[Extracted records]
● ● ● ●

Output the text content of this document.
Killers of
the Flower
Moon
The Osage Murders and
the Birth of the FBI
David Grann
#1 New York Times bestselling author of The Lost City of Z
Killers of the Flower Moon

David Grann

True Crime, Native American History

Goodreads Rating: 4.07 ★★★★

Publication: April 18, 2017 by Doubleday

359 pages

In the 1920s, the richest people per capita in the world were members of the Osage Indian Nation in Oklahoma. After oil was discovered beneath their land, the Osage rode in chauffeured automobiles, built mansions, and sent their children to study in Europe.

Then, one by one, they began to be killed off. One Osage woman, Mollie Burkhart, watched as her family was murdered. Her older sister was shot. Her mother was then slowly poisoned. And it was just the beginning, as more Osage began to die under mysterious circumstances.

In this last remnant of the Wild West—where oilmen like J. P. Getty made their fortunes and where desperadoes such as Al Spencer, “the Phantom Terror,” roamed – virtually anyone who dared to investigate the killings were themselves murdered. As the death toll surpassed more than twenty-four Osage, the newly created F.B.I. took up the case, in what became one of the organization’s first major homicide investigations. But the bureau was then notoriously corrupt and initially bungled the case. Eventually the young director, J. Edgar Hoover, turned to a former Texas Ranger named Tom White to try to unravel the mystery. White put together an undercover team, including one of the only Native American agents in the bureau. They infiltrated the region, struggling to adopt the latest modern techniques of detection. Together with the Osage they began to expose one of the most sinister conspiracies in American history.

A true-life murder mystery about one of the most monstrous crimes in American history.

● ● ● ●

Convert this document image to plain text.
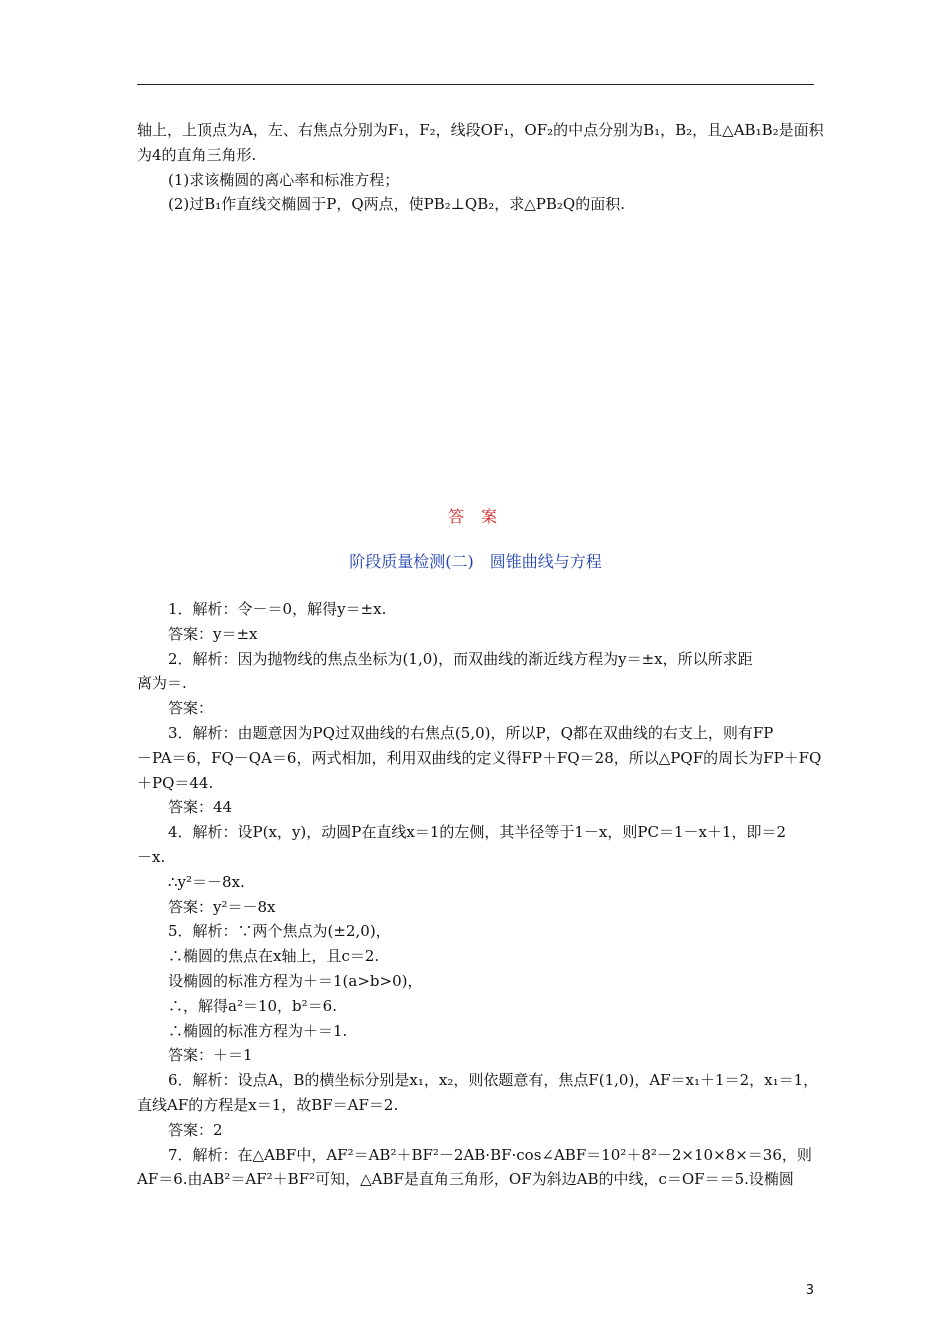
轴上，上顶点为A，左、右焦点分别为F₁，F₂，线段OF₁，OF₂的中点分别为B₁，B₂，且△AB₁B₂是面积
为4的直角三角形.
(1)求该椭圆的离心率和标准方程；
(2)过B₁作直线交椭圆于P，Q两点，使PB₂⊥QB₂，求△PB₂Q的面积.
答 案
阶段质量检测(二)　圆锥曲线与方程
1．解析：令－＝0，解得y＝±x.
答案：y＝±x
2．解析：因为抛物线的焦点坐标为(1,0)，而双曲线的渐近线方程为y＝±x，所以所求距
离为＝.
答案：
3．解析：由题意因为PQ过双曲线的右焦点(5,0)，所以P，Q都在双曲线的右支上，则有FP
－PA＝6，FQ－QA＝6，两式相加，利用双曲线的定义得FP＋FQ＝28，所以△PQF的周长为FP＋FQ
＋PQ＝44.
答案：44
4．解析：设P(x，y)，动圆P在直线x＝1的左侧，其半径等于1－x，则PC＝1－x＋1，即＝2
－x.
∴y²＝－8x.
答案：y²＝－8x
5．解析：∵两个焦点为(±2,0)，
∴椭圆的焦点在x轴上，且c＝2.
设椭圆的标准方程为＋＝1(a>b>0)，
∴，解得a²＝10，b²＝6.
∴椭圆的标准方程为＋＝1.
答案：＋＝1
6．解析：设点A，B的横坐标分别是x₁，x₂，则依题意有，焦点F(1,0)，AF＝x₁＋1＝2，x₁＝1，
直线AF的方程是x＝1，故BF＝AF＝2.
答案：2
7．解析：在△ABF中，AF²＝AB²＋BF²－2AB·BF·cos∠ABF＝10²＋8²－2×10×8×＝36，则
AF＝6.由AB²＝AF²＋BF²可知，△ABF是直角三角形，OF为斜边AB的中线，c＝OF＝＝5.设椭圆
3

● ● ● ●

REQUEST: Which lines in the records above contain the string "Flower"? Copy each one.

IN RESPONSE:
the Flower
Killers of the Flower Moon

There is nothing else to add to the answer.